-- Tekstfragment --
********
III. TOEPASSINGSVOORWAARDEN
Wettelijke basis
Artikel 1792 BW bepaalt: “Indien een gebouw dat tegen vaste prijs is opgericht, geheel of gedeeltelijk tenietgaat door een gebrek in de bouw, zelfs door de ongeschiktheid van de grond, zijn de architect en de aannemer daarvoor gedurende tien jaren aansprakelijk”.
Artikel 2270 BW bepaalt: “Na verloop van tien jaren zijn architecten en aannemers ontslagen van hun aansprakelijkheid met betrekking tot de grote werken die zij hebben uitgevoerd of geleid”.
De artikelen vullen elkaar aan en dienen dus samen gelezen te worden.
Te vervullen voorwaarden
Vooraleer men zich op de tienjarige aansprakelijkheid kan beroepen, moet er aan vier voorwaarden zijn voldaan.
- Het moet gaan over een aannemingsovereenkomst.
- Het gebrek moet gaan over een gebrek dat een gebouw of groot onroerend werk
- Het gebrek moet ernstig
- Het gebrek moet het gevolg zijn van een fout.
Samengevat betekent dit dat indien men zich op de tienjarige aansprakelijkheid van de aannemer wenst te beroepen, enerzijds het bestaan van een ernstig gebrek in de bouw moet worden bewezen, en anderzijds moet kunnen worden aangetoond dat dit gebrek veroorzaakt is door een fout van de aannemer.
********
-- Verzamelde gegevens --
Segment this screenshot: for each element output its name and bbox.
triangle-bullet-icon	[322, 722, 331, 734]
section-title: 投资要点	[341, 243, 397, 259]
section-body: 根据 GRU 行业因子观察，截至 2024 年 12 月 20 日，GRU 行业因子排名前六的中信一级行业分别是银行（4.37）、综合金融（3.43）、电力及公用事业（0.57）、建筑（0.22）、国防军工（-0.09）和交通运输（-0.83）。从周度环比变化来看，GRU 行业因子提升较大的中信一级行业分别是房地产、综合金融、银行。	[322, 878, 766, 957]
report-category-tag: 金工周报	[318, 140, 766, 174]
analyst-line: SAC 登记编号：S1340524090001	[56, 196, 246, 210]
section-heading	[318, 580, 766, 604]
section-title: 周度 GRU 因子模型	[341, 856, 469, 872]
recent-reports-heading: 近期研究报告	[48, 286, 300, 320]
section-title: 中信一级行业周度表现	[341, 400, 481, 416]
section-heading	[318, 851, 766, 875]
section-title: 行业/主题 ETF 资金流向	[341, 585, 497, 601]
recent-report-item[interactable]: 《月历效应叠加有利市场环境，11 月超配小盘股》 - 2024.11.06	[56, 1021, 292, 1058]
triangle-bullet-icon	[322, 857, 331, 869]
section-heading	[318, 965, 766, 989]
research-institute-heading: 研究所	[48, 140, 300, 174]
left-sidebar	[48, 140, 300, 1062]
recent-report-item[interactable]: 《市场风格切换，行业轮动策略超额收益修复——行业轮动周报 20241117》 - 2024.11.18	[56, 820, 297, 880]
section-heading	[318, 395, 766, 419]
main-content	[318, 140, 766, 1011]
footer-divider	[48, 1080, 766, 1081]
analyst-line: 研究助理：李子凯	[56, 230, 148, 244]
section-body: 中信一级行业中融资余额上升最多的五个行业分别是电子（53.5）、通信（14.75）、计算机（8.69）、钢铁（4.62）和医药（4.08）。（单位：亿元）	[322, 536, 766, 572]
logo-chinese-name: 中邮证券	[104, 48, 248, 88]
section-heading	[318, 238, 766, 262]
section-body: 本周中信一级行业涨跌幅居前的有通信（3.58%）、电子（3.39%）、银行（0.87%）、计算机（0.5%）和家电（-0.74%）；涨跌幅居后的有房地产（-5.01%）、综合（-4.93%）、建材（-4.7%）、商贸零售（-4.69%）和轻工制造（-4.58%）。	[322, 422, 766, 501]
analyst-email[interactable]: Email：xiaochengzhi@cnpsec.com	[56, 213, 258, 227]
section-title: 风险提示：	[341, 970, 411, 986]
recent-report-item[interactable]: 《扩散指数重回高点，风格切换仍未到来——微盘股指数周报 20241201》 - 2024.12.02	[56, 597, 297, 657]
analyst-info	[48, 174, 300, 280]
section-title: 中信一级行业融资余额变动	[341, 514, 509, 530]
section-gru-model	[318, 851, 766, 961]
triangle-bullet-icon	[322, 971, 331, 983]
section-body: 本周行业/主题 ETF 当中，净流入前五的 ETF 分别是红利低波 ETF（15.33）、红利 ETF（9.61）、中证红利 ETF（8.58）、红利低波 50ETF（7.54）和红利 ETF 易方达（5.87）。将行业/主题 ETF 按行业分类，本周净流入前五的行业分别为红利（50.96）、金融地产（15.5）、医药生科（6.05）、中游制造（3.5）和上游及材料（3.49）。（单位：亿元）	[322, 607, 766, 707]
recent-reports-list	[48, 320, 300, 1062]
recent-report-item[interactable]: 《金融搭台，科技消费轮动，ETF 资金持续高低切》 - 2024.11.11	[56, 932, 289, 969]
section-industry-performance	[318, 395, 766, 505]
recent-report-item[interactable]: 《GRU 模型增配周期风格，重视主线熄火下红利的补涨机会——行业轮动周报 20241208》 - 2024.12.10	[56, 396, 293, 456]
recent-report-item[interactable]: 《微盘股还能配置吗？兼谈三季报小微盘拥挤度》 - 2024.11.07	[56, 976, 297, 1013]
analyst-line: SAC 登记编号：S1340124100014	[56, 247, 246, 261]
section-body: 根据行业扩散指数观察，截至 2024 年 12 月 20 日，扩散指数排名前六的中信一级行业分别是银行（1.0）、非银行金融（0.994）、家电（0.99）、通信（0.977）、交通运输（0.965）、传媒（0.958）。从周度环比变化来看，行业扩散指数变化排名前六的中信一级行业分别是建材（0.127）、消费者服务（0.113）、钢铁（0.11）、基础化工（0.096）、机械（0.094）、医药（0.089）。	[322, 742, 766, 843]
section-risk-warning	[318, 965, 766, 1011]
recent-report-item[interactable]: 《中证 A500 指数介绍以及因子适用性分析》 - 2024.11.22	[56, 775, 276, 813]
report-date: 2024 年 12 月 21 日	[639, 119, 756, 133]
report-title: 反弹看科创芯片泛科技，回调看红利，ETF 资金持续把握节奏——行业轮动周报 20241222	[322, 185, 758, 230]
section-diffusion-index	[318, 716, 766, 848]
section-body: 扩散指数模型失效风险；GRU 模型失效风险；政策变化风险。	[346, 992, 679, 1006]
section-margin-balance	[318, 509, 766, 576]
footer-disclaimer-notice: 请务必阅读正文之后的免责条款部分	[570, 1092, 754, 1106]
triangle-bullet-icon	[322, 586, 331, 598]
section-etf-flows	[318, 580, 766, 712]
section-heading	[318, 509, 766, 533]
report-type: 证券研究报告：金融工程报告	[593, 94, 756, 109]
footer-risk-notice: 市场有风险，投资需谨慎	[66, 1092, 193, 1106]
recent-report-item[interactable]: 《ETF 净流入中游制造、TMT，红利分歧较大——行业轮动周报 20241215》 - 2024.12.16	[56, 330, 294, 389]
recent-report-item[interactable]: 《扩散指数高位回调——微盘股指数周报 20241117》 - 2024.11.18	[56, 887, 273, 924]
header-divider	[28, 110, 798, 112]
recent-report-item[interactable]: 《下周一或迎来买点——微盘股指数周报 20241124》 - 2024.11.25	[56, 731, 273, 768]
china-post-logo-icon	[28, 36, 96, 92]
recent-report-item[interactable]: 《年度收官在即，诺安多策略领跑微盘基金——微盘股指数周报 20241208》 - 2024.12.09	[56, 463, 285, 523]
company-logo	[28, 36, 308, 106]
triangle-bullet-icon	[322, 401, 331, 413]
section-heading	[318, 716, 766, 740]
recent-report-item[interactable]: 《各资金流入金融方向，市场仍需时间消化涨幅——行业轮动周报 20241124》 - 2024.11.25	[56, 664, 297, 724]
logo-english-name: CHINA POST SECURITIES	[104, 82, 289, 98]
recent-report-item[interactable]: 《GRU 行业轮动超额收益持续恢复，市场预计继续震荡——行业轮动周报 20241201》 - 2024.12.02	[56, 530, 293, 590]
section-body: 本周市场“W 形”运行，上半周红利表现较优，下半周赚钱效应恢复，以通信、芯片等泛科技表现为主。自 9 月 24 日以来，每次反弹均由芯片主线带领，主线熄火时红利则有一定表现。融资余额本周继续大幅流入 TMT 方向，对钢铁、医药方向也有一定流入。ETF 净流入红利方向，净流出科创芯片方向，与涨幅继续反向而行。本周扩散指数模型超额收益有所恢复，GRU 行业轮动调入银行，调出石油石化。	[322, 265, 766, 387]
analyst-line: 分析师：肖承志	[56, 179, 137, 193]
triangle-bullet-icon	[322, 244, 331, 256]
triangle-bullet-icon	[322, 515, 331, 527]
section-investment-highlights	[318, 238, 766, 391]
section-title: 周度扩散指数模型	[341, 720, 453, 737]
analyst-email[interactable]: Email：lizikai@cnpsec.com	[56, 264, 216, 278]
********
-- Opdracht --
Aan hoeveel voorwaarden moet volgens het tekstfragment over de tienjarige aansprakelijkheid voldaan zijn voordat men zich op die aansprakelijkheid kan beroepen?

-- Oplossing --
Aan vier voorwaarden.